DATA FOR THIS EXERCISE>
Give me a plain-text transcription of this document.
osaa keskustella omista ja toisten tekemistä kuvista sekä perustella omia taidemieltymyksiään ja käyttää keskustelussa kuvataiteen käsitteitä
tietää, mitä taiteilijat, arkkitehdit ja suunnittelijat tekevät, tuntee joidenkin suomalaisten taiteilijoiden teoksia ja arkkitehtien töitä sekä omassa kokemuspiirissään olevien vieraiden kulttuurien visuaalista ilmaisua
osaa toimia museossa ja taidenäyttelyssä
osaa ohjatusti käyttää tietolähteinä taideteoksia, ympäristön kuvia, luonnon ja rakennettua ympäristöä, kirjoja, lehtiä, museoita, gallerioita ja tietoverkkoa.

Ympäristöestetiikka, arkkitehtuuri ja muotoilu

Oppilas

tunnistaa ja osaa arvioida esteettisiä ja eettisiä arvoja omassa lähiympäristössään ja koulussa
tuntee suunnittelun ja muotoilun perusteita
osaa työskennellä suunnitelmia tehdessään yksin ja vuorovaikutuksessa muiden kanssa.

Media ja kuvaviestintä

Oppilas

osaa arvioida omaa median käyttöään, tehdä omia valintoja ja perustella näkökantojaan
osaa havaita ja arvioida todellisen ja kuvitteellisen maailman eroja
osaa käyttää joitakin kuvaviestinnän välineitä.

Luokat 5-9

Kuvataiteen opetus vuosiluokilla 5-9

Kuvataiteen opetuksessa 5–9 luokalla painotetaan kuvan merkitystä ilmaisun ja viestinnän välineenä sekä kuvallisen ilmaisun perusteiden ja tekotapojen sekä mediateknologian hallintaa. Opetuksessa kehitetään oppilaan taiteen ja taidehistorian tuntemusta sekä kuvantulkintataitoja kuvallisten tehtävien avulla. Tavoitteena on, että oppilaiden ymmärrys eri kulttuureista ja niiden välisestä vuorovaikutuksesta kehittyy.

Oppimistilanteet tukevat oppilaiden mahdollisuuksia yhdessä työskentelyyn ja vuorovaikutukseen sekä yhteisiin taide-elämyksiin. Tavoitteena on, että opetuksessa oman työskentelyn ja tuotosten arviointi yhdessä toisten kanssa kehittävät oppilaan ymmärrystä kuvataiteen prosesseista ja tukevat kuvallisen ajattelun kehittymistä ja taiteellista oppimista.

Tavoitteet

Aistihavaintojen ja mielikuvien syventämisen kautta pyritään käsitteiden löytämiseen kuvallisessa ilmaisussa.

---

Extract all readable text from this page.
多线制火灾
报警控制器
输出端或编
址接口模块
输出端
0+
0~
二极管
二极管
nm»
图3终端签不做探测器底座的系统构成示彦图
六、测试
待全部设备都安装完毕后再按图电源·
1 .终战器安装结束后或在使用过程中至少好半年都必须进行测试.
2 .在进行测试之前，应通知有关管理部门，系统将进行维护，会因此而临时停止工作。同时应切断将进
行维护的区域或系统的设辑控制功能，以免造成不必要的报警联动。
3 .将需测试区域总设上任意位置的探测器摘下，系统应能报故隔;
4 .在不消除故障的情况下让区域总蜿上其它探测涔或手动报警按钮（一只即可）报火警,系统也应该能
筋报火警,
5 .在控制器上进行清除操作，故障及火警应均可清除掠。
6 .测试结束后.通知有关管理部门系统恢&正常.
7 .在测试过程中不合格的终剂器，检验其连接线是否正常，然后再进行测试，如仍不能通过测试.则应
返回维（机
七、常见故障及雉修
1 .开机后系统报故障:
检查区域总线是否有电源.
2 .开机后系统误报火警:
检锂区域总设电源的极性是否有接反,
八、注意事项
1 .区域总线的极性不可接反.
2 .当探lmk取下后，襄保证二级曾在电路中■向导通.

* * *

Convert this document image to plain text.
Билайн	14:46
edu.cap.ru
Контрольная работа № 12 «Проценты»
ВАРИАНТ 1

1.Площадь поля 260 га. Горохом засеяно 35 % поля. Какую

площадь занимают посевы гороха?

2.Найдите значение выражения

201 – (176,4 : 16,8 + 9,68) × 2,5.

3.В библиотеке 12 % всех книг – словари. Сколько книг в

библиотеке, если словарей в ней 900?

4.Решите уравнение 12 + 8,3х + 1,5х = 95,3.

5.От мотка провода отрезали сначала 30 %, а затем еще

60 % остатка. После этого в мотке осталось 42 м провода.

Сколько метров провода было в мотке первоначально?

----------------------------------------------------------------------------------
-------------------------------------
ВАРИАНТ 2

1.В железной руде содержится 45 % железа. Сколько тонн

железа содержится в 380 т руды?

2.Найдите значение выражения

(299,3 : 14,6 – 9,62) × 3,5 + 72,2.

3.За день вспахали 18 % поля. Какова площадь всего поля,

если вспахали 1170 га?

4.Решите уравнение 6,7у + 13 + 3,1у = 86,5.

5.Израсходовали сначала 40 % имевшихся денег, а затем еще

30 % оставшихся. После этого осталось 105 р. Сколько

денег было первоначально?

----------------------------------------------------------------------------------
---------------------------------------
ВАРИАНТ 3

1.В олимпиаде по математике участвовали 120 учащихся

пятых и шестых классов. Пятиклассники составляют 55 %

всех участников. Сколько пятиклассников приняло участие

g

REQUEST> Search the listing for the word "первоначально". Copy every line in which it occurs.

SOLUTION>
Сколько метров провода было в мотке первоначально?
денег было первоначально?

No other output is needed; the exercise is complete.